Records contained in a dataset
○ ○ ○ ○
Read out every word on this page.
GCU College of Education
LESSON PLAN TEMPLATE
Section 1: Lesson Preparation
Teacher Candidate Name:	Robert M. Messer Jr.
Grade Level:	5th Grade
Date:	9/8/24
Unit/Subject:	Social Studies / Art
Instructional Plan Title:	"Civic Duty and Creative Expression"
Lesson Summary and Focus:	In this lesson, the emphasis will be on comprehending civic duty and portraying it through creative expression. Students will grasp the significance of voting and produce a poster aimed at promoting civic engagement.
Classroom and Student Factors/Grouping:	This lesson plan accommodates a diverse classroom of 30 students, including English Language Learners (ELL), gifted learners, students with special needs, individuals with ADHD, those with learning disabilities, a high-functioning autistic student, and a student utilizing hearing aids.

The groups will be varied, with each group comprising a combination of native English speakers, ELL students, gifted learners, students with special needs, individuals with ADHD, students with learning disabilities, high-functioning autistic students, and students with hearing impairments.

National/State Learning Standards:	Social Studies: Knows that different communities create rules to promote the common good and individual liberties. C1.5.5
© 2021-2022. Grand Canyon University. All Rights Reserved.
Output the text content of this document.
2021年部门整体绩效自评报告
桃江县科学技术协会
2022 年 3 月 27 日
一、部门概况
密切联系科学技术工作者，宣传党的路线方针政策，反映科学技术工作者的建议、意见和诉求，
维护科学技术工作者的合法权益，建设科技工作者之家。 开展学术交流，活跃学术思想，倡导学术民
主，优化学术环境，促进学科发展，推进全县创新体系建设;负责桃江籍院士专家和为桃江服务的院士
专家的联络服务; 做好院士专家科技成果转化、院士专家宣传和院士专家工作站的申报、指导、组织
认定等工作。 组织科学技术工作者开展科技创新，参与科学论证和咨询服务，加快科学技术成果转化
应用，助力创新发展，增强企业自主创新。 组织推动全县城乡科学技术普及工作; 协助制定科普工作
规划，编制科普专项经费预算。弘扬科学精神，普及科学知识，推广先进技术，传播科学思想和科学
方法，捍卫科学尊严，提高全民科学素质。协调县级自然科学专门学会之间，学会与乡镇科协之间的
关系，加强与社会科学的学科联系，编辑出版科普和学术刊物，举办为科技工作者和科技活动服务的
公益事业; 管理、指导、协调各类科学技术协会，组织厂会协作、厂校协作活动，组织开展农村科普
○ ○ ○ ○
TASK DIRECTIONS =>
Every line holding "Studies" should be copied out.

EXERCISE ANSWER =>
Unit/Subject:	Social Studies / Art
National/State Learning Standards:	Social Studies: Knows that different communities create rules to promote the common good and individual liberties. C1.5.5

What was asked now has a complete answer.